## Task instructions
The entries below should be transcribed in their entirety, exactly as written.

## Dataset entries
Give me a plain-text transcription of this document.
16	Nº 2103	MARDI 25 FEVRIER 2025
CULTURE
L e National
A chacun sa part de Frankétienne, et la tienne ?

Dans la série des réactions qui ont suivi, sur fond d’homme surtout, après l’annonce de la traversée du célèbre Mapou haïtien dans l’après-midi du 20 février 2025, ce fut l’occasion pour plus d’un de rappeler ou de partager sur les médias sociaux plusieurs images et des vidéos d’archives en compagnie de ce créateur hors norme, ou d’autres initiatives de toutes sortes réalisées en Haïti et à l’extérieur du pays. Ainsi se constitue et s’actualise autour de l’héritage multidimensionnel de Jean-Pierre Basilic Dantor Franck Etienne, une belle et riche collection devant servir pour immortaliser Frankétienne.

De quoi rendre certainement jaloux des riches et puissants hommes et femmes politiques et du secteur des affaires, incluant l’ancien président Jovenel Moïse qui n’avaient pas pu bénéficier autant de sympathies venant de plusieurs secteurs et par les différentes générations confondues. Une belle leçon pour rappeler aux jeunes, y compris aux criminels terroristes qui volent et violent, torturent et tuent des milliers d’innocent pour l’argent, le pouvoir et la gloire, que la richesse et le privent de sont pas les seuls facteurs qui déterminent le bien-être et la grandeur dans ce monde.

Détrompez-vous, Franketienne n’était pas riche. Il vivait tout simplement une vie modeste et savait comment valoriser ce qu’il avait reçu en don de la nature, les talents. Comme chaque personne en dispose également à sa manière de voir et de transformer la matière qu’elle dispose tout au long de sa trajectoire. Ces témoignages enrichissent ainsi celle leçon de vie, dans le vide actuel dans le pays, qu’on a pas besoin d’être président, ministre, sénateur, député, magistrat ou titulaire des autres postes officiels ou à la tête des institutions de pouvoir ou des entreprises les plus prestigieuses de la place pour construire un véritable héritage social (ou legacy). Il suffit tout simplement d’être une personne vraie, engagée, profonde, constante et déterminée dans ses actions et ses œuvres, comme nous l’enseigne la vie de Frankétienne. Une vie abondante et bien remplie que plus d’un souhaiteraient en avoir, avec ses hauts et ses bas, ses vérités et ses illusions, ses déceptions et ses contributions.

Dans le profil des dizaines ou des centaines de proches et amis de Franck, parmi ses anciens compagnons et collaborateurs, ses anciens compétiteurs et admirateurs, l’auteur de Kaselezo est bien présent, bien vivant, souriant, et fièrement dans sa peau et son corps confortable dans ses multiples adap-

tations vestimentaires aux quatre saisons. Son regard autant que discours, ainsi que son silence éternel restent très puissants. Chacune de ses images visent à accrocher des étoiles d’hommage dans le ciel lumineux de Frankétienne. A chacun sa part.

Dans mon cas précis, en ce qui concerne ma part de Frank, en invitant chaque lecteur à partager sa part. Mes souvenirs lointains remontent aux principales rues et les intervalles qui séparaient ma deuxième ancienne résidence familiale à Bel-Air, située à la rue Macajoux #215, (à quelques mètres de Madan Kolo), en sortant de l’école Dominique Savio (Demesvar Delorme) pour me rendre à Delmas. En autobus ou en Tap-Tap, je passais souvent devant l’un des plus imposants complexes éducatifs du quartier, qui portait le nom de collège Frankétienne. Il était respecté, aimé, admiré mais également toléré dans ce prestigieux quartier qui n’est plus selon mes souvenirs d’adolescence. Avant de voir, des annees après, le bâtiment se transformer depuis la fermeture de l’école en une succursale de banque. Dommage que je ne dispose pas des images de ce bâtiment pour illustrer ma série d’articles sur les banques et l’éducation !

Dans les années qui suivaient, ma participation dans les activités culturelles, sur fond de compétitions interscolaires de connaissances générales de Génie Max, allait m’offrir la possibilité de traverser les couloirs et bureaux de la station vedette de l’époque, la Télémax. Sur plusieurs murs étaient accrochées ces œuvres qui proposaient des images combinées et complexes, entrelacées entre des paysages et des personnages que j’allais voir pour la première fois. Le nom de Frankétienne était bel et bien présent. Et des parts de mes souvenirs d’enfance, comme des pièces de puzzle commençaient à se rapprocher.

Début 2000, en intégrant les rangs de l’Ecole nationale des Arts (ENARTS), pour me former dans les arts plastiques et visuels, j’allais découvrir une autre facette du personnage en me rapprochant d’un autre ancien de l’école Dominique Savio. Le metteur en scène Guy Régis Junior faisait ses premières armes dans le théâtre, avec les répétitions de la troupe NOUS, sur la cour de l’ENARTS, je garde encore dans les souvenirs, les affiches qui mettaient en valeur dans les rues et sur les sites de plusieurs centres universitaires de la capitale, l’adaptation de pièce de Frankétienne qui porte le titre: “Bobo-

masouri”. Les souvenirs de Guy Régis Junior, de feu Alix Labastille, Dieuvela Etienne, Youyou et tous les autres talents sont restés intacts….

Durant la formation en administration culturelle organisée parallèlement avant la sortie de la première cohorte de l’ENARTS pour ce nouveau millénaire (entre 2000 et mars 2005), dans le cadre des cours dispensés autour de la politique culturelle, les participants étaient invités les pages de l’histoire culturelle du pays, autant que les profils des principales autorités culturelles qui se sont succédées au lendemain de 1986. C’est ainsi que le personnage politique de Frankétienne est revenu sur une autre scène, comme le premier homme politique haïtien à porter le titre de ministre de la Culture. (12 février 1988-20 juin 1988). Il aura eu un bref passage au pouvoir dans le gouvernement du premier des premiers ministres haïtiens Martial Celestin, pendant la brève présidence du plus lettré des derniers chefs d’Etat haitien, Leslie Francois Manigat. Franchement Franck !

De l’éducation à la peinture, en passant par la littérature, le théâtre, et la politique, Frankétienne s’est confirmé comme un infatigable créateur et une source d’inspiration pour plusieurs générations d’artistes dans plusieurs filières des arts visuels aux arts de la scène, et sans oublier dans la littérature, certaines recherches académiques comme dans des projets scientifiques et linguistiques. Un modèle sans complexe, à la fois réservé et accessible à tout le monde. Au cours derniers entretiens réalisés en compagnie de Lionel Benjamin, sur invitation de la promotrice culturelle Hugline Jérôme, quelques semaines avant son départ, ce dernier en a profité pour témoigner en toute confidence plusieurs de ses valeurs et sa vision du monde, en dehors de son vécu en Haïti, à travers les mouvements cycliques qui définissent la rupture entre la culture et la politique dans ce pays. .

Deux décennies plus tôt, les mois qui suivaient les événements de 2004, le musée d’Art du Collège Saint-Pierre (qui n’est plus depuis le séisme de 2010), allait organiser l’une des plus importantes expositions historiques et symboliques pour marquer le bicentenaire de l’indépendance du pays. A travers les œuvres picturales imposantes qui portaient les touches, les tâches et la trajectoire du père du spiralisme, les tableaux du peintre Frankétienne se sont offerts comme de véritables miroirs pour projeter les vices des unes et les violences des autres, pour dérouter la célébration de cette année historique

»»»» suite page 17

## Exercise response
Give me a plain-text transcription of this document.
16	Nº 2103	MARDI 25 FEVRIER 2025
CULTURE
L e National
A chacun sa part de Frankétienne, et la tienne ?

Dans la série des réactions qui ont suivi, sur fond d’homme surtout, après l’annonce de la traversée du célèbre Mapou haïtien dans l’après-midi du 20 février 2025, ce fut l’occasion pour plus d’un de rappeler ou de partager sur les médias sociaux plusieurs images et des vidéos d’archives en compagnie de ce créateur hors norme, ou d’autres initiatives de toutes sortes réalisées en Haïti et à l’extérieur du pays. Ainsi se constitue et s’actualise autour de l’héritage multidimensionnel de Jean-Pierre Basilic Dantor Franck Etienne, une belle et riche collection devant servir pour immortaliser Frankétienne.

De quoi rendre certainement jaloux des riches et puissants hommes et femmes politiques et du secteur des affaires, incluant l’ancien président Jovenel Moïse qui n’avaient pas pu bénéficier autant de sympathies venant de plusieurs secteurs et par les différentes générations confondues. Une belle leçon pour rappeler aux jeunes, y compris aux criminels terroristes qui volent et violent, torturent et tuent des milliers d’innocent pour l’argent, le pouvoir et la gloire, que la richesse et le privent de sont pas les seuls facteurs qui déterminent le bien-être et la grandeur dans ce monde.

Détrompez-vous, Franketienne n’était pas riche. Il vivait tout simplement une vie modeste et savait comment valoriser ce qu’il avait reçu en don de la nature, les talents. Comme chaque personne en dispose également à sa manière de voir et de transformer la matière qu’elle dispose tout au long de sa trajectoire. Ces témoignages enrichissent ainsi celle leçon de vie, dans le vide actuel dans le pays, qu’on a pas besoin d’être président, ministre, sénateur, député, magistrat ou titulaire des autres postes officiels ou à la tête des institutions de pouvoir ou des entreprises les plus prestigieuses de la place pour construire un véritable héritage social (ou legacy). Il suffit tout simplement d’être une personne vraie, engagée, profonde, constante et déterminée dans ses actions et ses œuvres, comme nous l’enseigne la vie de Frankétienne. Une vie abondante et bien remplie que plus d’un souhaiteraient en avoir, avec ses hauts et ses bas, ses vérités et ses illusions, ses déceptions et ses contributions.

Dans le profil des dizaines ou des centaines de proches et amis de Franck, parmi ses anciens compagnons et collaborateurs, ses anciens compétiteurs et admirateurs, l’auteur de Kaselezo est bien présent, bien vivant, souriant, et fièrement dans sa peau et son corps confortable dans ses multiples adap-

tations vestimentaires aux quatre saisons. Son regard autant que discours, ainsi que son silence éternel restent très puissants. Chacune de ses images visent à accrocher des étoiles d’hommage dans le ciel lumineux de Frankétienne. A chacun sa part.

Dans mon cas précis, en ce qui concerne ma part de Frank, en invitant chaque lecteur à partager sa part. Mes souvenirs lointains remontent aux principales rues et les intervalles qui séparaient ma deuxième ancienne résidence familiale à Bel-Air, située à la rue Macajoux #215, (à quelques mètres de Madan Kolo), en sortant de l’école Dominique Savio (Demesvar Delorme) pour me rendre à Delmas. En autobus ou en Tap-Tap, je passais souvent devant l’un des plus imposants complexes éducatifs du quartier, qui portait le nom de collège Frankétienne. Il était respecté, aimé, admiré mais également toléré dans ce prestigieux quartier qui n’est plus selon mes souvenirs d’adolescence. Avant de voir, des annees après, le bâtiment se transformer depuis la fermeture de l’école en une succursale de banque. Dommage que je ne dispose pas des images de ce bâtiment pour illustrer ma série d’articles sur les banques et l’éducation !

Dans les années qui suivaient, ma participation dans les activités culturelles, sur fond de compétitions interscolaires de connaissances générales de Génie Max, allait m’offrir la possibilité de traverser les couloirs et bureaux de la station vedette de l’époque, la Télémax. Sur plusieurs murs étaient accrochées ces œuvres qui proposaient des images combinées et complexes, entrelacées entre des paysages et des personnages que j’allais voir pour la première fois. Le nom de Frankétienne était bel et bien présent. Et des parts de mes souvenirs d’enfance, comme des pièces de puzzle commençaient à se rapprocher.

Début 2000, en intégrant les rangs de l’Ecole nationale des Arts (ENARTS), pour me former dans les arts plastiques et visuels, j’allais découvrir une autre facette du personnage en me rapprochant d’un autre ancien de l’école Dominique Savio. Le metteur en scène Guy Régis Junior faisait ses premières armes dans le théâtre, avec les répétitions de la troupe NOUS, sur la cour de l’ENARTS, je garde encore dans les souvenirs, les affiches qui mettaient en valeur dans les rues et sur les sites de plusieurs centres universitaires de la capitale, l’adaptation de pièce de Frankétienne qui porte le titre: “Bobo-

masouri”. Les souvenirs de Guy Régis Junior, de feu Alix Labastille, Dieuvela Etienne, Youyou et tous les autres talents sont restés intacts….

Durant la formation en administration culturelle organisée parallèlement avant la sortie de la première cohorte de l’ENARTS pour ce nouveau millénaire (entre 2000 et mars 2005), dans le cadre des cours dispensés autour de la politique culturelle, les participants étaient invités les pages de l’histoire culturelle du pays, autant que les profils des principales autorités culturelles qui se sont succédées au lendemain de 1986. C’est ainsi que le personnage politique de Frankétienne est revenu sur une autre scène, comme le premier homme politique haïtien à porter le titre de ministre de la Culture. (12 février 1988-20 juin 1988). Il aura eu un bref passage au pouvoir dans le gouvernement du premier des premiers ministres haïtiens Martial Celestin, pendant la brève présidence du plus lettré des derniers chefs d’Etat haitien, Leslie Francois Manigat. Franchement Franck !

De l’éducation à la peinture, en passant par la littérature, le théâtre, et la politique, Frankétienne s’est confirmé comme un infatigable créateur et une source d’inspiration pour plusieurs générations d’artistes dans plusieurs filières des arts visuels aux arts de la scène, et sans oublier dans la littérature, certaines recherches académiques comme dans des projets scientifiques et linguistiques. Un modèle sans complexe, à la fois réservé et accessible à tout le monde. Au cours derniers entretiens réalisés en compagnie de Lionel Benjamin, sur invitation de la promotrice culturelle Hugline Jérôme, quelques semaines avant son départ, ce dernier en a profité pour témoigner en toute confidence plusieurs de ses valeurs et sa vision du monde, en dehors de son vécu en Haïti, à travers les mouvements cycliques qui définissent la rupture entre la culture et la politique dans ce pays. .

Deux décennies plus tôt, les mois qui suivaient les événements de 2004, le musée d’Art du Collège Saint-Pierre (qui n’est plus depuis le séisme de 2010), allait organiser l’une des plus importantes expositions historiques et symboliques pour marquer le bicentenaire de l’indépendance du pays. A travers les œuvres picturales imposantes qui portaient les touches, les tâches et la trajectoire du père du spiralisme, les tableaux du peintre Frankétienne se sont offerts comme de véritables miroirs pour projeter les vices des unes et les violences des autres, pour dérouter la célébration de cette année historique

»»»» suite page 17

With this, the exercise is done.